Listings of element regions
* BEGIN *
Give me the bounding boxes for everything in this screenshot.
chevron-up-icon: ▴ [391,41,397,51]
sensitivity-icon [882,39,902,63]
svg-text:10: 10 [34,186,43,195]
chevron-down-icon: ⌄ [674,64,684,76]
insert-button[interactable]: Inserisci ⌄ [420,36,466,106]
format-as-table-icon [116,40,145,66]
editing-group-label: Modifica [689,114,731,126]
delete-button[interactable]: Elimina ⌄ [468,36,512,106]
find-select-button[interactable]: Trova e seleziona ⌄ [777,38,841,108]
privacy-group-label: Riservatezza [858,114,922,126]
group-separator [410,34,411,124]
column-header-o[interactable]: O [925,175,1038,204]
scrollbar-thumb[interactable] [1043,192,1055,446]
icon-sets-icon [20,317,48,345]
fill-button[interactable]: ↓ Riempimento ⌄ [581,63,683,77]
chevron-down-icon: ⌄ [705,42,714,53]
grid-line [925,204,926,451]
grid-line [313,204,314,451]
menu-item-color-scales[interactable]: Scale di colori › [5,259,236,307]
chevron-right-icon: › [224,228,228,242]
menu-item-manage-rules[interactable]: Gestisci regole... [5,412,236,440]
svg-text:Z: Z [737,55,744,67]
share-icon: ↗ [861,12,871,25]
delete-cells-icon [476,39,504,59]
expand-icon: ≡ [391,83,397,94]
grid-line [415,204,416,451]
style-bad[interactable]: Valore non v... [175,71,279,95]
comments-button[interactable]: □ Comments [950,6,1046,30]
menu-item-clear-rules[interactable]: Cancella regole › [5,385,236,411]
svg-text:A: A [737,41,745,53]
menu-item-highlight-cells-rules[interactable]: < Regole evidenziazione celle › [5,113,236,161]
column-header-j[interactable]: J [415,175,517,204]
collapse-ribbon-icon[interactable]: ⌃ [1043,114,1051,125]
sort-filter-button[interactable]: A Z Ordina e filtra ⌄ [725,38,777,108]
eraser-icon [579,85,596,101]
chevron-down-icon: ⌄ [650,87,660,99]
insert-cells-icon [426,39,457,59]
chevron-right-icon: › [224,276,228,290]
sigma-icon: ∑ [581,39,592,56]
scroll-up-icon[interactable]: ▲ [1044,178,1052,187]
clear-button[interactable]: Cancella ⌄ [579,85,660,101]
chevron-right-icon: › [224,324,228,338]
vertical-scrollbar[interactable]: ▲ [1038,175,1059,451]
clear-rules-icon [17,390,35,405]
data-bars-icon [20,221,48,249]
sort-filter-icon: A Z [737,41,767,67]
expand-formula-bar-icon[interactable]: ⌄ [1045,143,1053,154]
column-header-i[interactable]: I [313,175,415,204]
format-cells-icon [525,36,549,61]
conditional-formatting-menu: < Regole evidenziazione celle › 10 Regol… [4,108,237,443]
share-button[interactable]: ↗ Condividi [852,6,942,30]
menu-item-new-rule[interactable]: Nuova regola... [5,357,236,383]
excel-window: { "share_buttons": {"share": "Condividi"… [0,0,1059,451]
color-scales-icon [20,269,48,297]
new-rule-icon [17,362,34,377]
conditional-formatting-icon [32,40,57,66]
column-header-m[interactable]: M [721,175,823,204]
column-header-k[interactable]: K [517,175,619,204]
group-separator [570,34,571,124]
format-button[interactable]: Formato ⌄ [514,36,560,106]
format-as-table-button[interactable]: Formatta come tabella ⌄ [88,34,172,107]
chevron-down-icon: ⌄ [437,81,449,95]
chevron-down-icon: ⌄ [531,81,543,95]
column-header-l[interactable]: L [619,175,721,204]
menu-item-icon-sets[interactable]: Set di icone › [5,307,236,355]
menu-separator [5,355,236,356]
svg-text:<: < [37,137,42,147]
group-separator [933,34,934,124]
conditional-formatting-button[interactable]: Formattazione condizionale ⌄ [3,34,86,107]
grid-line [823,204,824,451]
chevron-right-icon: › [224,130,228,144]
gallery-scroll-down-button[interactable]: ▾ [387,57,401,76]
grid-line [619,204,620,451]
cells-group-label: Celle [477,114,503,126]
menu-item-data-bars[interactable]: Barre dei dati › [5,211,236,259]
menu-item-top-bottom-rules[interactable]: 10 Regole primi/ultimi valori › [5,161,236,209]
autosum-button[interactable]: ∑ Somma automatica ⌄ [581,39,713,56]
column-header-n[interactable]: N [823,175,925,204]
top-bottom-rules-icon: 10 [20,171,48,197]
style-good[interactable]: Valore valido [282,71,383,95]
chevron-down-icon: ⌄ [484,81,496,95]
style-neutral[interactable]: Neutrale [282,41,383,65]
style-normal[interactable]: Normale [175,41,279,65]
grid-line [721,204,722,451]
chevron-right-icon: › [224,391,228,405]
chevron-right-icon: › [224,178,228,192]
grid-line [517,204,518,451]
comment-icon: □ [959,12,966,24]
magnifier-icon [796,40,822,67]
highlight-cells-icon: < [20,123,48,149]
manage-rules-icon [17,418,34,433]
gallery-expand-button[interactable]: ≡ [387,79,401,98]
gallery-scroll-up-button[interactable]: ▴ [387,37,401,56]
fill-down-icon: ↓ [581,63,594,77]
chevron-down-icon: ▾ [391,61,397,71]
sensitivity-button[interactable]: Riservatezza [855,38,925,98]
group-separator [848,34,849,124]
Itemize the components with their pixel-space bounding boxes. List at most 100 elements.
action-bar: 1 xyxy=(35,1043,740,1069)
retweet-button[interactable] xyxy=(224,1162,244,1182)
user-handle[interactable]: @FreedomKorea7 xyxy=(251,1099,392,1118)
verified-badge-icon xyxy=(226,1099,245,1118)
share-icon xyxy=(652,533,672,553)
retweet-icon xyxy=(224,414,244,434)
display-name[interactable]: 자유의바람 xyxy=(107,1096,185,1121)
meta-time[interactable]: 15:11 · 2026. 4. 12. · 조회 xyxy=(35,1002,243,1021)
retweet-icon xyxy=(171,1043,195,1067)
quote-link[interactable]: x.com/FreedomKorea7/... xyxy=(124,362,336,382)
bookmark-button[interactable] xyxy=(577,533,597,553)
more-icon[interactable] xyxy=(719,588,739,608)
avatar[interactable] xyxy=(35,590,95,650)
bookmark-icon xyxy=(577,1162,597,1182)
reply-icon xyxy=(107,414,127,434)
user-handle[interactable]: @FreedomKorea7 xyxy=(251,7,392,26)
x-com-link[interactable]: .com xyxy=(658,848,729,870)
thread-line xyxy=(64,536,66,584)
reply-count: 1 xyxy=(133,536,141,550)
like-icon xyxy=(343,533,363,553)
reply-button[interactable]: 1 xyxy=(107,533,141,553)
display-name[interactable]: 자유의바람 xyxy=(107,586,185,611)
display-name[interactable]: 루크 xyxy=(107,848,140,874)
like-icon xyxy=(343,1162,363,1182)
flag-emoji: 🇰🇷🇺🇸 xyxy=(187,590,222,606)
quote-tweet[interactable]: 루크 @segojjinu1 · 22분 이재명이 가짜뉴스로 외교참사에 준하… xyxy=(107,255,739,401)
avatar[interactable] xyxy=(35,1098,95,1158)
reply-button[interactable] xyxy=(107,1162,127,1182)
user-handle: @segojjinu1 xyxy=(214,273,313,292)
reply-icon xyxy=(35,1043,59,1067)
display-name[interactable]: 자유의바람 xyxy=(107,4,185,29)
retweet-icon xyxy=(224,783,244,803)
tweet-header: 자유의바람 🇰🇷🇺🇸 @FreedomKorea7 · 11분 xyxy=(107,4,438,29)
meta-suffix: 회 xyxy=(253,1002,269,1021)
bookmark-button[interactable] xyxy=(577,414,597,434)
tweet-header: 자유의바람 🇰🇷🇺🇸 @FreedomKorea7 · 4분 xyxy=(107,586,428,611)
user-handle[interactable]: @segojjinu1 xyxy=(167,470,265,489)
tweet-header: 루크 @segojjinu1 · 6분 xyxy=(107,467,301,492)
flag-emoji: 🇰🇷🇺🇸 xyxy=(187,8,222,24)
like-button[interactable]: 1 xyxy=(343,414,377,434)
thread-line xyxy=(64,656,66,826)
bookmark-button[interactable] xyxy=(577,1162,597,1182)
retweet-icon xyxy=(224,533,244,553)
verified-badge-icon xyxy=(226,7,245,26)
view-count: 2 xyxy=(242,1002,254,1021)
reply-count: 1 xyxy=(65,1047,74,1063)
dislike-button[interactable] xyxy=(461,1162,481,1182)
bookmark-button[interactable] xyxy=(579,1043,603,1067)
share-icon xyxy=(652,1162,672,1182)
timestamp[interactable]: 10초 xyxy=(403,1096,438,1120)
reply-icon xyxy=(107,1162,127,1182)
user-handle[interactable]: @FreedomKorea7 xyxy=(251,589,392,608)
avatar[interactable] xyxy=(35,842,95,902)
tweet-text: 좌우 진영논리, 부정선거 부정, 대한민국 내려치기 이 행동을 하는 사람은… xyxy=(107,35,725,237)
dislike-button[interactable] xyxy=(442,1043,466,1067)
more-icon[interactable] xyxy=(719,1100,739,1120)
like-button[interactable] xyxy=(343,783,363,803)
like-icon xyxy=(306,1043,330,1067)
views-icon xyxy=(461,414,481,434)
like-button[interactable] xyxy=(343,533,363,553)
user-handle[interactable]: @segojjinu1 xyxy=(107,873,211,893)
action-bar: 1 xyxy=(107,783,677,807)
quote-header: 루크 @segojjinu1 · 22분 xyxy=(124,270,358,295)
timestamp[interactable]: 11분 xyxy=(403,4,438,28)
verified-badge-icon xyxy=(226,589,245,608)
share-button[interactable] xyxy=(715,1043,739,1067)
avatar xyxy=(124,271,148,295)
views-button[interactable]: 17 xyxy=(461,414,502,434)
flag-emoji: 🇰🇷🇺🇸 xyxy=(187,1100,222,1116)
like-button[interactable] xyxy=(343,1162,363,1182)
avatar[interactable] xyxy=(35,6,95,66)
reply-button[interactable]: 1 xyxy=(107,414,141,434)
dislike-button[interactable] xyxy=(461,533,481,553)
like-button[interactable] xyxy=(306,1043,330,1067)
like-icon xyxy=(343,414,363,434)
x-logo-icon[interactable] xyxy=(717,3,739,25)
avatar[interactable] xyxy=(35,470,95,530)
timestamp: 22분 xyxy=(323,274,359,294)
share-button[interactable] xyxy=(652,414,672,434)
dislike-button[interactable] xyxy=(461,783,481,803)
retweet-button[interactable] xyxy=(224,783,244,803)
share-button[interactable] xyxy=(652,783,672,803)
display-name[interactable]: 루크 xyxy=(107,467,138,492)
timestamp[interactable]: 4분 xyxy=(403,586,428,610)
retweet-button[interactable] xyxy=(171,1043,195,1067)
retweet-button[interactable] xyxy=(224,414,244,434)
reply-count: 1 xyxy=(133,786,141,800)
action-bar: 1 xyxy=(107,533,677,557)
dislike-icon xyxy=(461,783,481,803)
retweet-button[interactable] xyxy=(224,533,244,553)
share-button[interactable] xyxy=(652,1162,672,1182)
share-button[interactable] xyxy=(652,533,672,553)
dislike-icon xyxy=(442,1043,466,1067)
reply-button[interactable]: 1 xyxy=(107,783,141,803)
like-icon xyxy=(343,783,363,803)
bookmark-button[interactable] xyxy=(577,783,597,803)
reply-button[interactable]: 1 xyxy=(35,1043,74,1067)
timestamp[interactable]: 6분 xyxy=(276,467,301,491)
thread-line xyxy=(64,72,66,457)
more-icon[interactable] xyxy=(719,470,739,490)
* END *
- [Short exercise]:
Please write out the records word for word, from their first line through the line that contains "column-header-o[interactable]: O [925,175,1038,204]", including both of those lines.

- [Written solution]:
Give me the bounding boxes for everything in this screenshot.
chevron-up-icon: ▴ [391,41,397,51]
sensitivity-icon [882,39,902,63]
svg-text:10: 10 [34,186,43,195]
chevron-down-icon: ⌄ [674,64,684,76]
insert-button[interactable]: Inserisci ⌄ [420,36,466,106]
format-as-table-icon [116,40,145,66]
editing-group-label: Modifica [689,114,731,126]
delete-button[interactable]: Elimina ⌄ [468,36,512,106]
find-select-button[interactable]: Trova e seleziona ⌄ [777,38,841,108]
privacy-group-label: Riservatezza [858,114,922,126]
group-separator [410,34,411,124]
column-header-o[interactable]: O [925,175,1038,204]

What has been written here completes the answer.